Task to carry out —
Search the material for the string "relâchement", then return every line where it is found.

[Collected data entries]
— BEGIN —

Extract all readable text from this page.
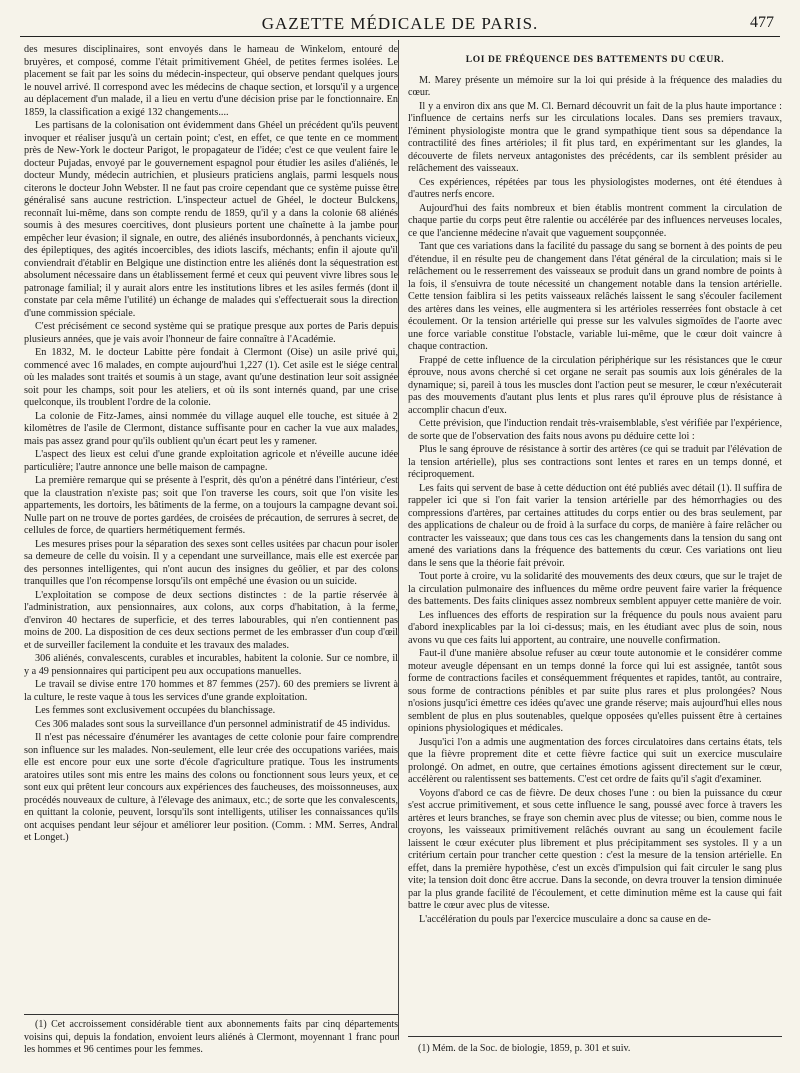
GAZETTE MÉDICALE DE PARIS.	477

des mesures disciplinaires, sont envoyés dans le hameau de Winkelom, entouré de bruyères, et composé, comme l'était primitivement Ghéel, de petites fermes isolées. Le placement se fait par les soins du médecin-inspecteur, qui observe pendant quelques jours le nouvel arrivé. Il correspond avec les médecins de chaque section, et lorsqu'il y a urgence au déplacement d'un malade, il a lieu en vertu d'une décision prise par le fonctionnaire. En 1859, la classification a exigé 132 changements....

Les partisans de la colonisation ont évidemment dans Ghéel un précédent qu'ils peuvent invoquer et réaliser jusqu'à un certain point; c'est, en effet, ce que tente en ce momment près de New-York le docteur Parigot, le propagateur de l'idée; c'est ce que veulent faire le docteur Pujadas, envoyé par le gouvernement espagnol pour étudier les asiles d'aliénés, le docteur Mundy, médecin autrichien, et plusieurs praticiens anglais, parmi lesquels nous citerons le docteur John Webster. Il ne faut pas croire cependant que ce système puisse être généralisé sans aucune restriction. L'inspecteur actuel de Ghéel, le docteur Bulckens, reconnaît lui-même, dans son compte rendu de 1859, qu'il y a dans la colonie 68 aliénés soumis à des mesures coercitives, dont plusieurs portent une chaînette à la jambe pour empêcher leur évasion; il signale, en outre, des aliénés insubordonnés, à penchants vicieux, des épileptiques, des agités incoercibles, des idiots lascifs, méchants; enfin il ajoute qu'il conviendrait d'établir en Belgique une distinction entre les aliénés dont la séquestration est absolument nécessaire dans un établissement fermé et ceux qui peuvent vivre libres sous le patronage familial; il y aurait alors entre les institutions libres et les asiles fermés (dont il constate par cela même l'utilité) un échange de malades qui s'effectuerait sous la direction d'une commission spéciale.

C'est précisément ce second système qui se pratique presque aux portes de Paris depuis plusieurs années, que je vais avoir l'honneur de faire connaître à l'Académie.

En 1832, M. le docteur Labitte père fondait à Clermont (Oise) un asile privé qui, commencé avec 16 malades, en compte aujourd'hui 1,227 (1). Cet asile est le siége central où les malades sont traités et soumis à un stage, avant qu'une destination leur soit assignée soit pour les champs, soit pour les ateliers, et où ils sont internés quand, par une crise quelconque, ils troublent l'ordre de la colonie.

La colonie de Fitz-James, ainsi nommée du village auquel elle touche, est située à 2 kilomètres de l'asile de Clermont, distance suffisante pour en cacher la vue aux malades, mais pas assez grand pour qu'ils oublient qu'un écart peut les y ramener.

L'aspect des lieux est celui d'une grande exploitation agricole et n'éveille aucune idée particulière; l'autre annonce une belle maison de campagne.

La première remarque qui se présente à l'esprit, dès qu'on a pénétré dans l'intérieur, c'est que la claustration n'existe pas; soit que l'on traverse les cours, soit que l'on visite les appartements, les dortoirs, les bâtiments de la ferme, on a toujours la campagne devant soi. Nulle part on ne trouve de portes gardées, de croisées de précaution, de serrures à secret, de cellules de force, de quartiers hermétiquement fermés.

Les mesures prises pour la séparation des sexes sont celles usitées par chacun pour isoler sa demeure de celle du voisin. Il y a cependant une surveillance, mais elle est exercée par des personnes intelligentes, qui n'ont aucun des insignes du geôlier, et par des colons tranquilles que l'on récompense lorsqu'ils ont empêché une évasion ou un suicide.

L'exploitation se compose de deux sections distinctes : de la partie réservée à l'administration, aux pensionnaires, aux colons, aux corps d'habitation, à la ferme, d'environ 40 hectares de superficie, et des terres labourables, qui n'en contiennent pas moins de 200. La disposition de ces deux sections permet de les embrasser d'un coup d'œil et de surveiller facilement la conduite et les travaux des malades.

306 aliénés, convalescents, curables et incurables, habitent la colonie. Sur ce nombre, il y a 49 pensionnaires qui participent peu aux occupations manuelles.

Le travail se divise entre 170 hommes et 87 femmes (257). 60 des premiers se livrent à la culture, le reste vaque à tous les services d'une grande exploitation.

Les femmes sont exclusivement occupées du blanchissage.

Ces 306 malades sont sous la surveillance d'un personnel administratif de 45 individus.

Il n'est pas nécessaire d'énumérer les avantages de cette colonie pour faire comprendre son influence sur les malades. Non-seulement, elle leur crée des occupations variées, mais elle est encore pour eux une sorte d'école d'agriculture pratique. Tous les instruments aratoires utiles sont mis entre les mains des colons ou fonctionnent sous leurs yeux, et ce sont eux qui prêtent leur concours aux expériences des faucheuses, des moissonneuses, aux procédés nouveaux de culture, à l'élevage des animaux, etc.; de sorte que les convalescents, en quittant la colonie, peuvent, lorsqu'ils sont intelligents, utiliser les connaissances qu'ils ont acquises pendant leur séjour et améliorer leur position. (Comm. : MM. Serres, Andral et Longet.)

LOI DE FRÉQUENCE DES BATTEMENTS DU CŒUR.

M. Marey présente un mémoire sur la loi qui préside à la fréquence des maladies du cœur.

Il y a environ dix ans que M. Cl. Bernard découvrit un fait de la plus haute importance : l'influence de certains nerfs sur les circulations locales. Dans ses premiers travaux, l'éminent physiologiste montra que le grand sympathique tient sous sa dépendance la contractilité des fines artérioles; il fit plus tard, en expérimentant sur les glandes, la découverte de filets nerveux antagonistes des précédents, car ils semblent présider au relâchement des vaisseaux.

Ces expériences, répétées par tous les physiologistes modernes, ont été étendues à d'autres nerfs encore.

Aujourd'hui des faits nombreux et bien établis montrent comment la circulation de chaque partie du corps peut être ralentie ou accélérée par des influences nerveuses locales, ce que l'ancienne médecine n'avait que vaguement soupçonnée.

Tant que ces variations dans la facilité du passage du sang se bornent à des points de peu d'étendue, il en résulte peu de changement dans l'état général de la circulation; mais si le relâchement ou le resserrement des vaisseaux se produit dans un grand nombre de points à la fois, il s'ensuivra de toute nécessité un changement notable dans la tension artérielle. Cette tension faiblira si les petits vaisseaux relâchés laissent le sang s'écouler facilement des artères dans les veines, elle augmentera si les artérioles resserrées font obstacle à cet écoulement. Or la tension artérielle qui presse sur les valvules sigmoïdes de l'aorte avec une force variable constitue l'obstacle, variable lui-même, que le cœur doit vaincre à chaque contraction.

Frappé de cette influence de la circulation périphérique sur les résistances que le cœur éprouve, nous avons cherché si cet organe ne serait pas soumis aux lois générales de la dynamique; si, pareil à tous les muscles dont l'action peut se mesurer, le cœur n'exécuterait pas des mouvements d'autant plus lents et plus rares qu'il éprouve plus de résistance à accomplir chacun d'eux.

Cette prévision, que l'induction rendait très-vraisemblable, s'est vérifiée par l'expérience, de sorte que de l'observation des faits nous avons pu déduire cette loi :

Plus le sang éprouve de résistance à sortir des artères (ce qui se traduit par l'élévation de la tension artérielle), plus ses contractions sont lentes et rares en un temps donné, et réciproquement.

Les faits qui servent de base à cette déduction ont été publiés avec détail (1). Il suffira de rappeler ici que si l'on fait varier la tension artérielle par des hémorrhagies ou des compressions d'artères, par certaines attitudes du corps entier ou des bras seulement, par des applications de chaleur ou de froid à la surface du corps, de manière à faire relâcher ou contracter les vaisseaux; que dans tous ces cas les changements dans la tension du sang ont amené des variations dans la fréquence des battements du cœur. Ces variations ont lieu dans le sens que la théorie fait prévoir.

Tout porte à croire, vu la solidarité des mouvements des deux cœurs, que sur le trajet de la circulation pulmonaire des influences du même ordre peuvent faire varier la fréquence des battements. Des faits cliniques assez nombreux semblent appuyer cette manière de voir.

Les influences des efforts de respiration sur la fréquence du pouls nous avaient paru d'abord inexplicables par la loi ci-dessus; mais, en les étudiant avec plus de soin, nous avons vu que ces faits lui apportent, au contraire, une nouvelle confirmation.

Faut-il d'une manière absolue refuser au cœur toute autonomie et le considérer comme moteur aveugle dépensant en un temps donné la force qui lui est assignée, tantôt sous forme de contractions faciles et conséquemment fréquentes et rapides, tantôt, au contraire, sous forme de contractions pénibles et par suite plus rares et plus prolongées? Nous n'osions jusqu'ici émettre ces idées qu'avec une grande réserve; mais aujourd'hui elles nous semblent de plus en plus soutenables, quelque opposées qu'elles puissent être à certaines opinions physiologiques et médicales.

Jusqu'ici l'on a admis une augmentation des forces circulatoires dans certains états, tels que la fièvre proprement dite et cette fièvre factice qui suit un exercice musculaire prolongé. On admet, en outre, que certaines émotions agissent directement sur le cœur, accélèrent ou ralentissent ses battements. C'est cet ordre de faits qu'il s'agit d'examiner.

Voyons d'abord ce cas de fièvre. De deux choses l'une : ou bien la puissance du cœur s'est accrue primitivement, et sous cette influence le sang, poussé avec force à travers les artères et leurs branches, se fraye son chemin avec plus de vitesse; ou bien, comme nous le croyons, les vaisseaux primitivement relâchés ouvrant au sang un écoulement facile laissent le cœur exécuter plus librement et plus précipitamment ses systoles. Il y a un critérium certain pour trancher cette question : c'est la mesure de la tension artérielle. En effet, dans la première hypothèse, c'est un excès d'impulsion qui fait circuler le sang plus vite; la tension doit donc être accrue. Dans la seconde, on devra trouver la tension diminuée par la plus grande facilité de l'écoulement, et cette diminution même est la cause qui fait battre le cœur avec plus de vitesse.

L'accélération du pouls par l'exercice musculaire a donc sa cause en de-

(1) Cet accroissement considérable tient aux abonnements faits par cinq départements voisins qui, depuis la fondation, envoient leurs aliénés à Clermont, moyennant 1 franc pour les hommes et 96 centimes pour les femmes.	(1) Mém. de la Soc. de biologie, 1859, p. 301 et suiv.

— END —

Exercise response —
Il y a environ dix ans que M. Cl. Bernard découvrit un fait de la plus haute importance : l'influence de certains nerfs sur les circulations locales. Dans ses premiers travaux, l'éminent physiologiste montra que le grand sympathique tient sous sa dépendance la contractilité des fines artérioles; il fit plus tard, en expérimentant sur les glandes, la découverte de filets nerveux antagonistes des précédents, car ils semblent présider au relâchement des vaisseaux.
Tant que ces variations dans la facilité du passage du sang se bornent à des points de peu d'étendue, il en résulte peu de changement dans l'état général de la circulation; mais si le relâchement ou le resserrement des vaisseaux se produit dans un grand nombre de points à la fois, il s'ensuivra de toute nécessité un changement notable dans la tension artérielle. Cette tension faiblira si les petits vaisseaux relâchés laissent le sang s'écouler facilement des artères dans les veines, elle augmentera si les artérioles resserrées font obstacle à cet écoulement. Or la tension artérielle qui presse sur les valvules sigmoïdes de l'aorte avec une force variable constitue l'obstacle, variable lui-même, que le cœur doit vaincre à chaque contraction.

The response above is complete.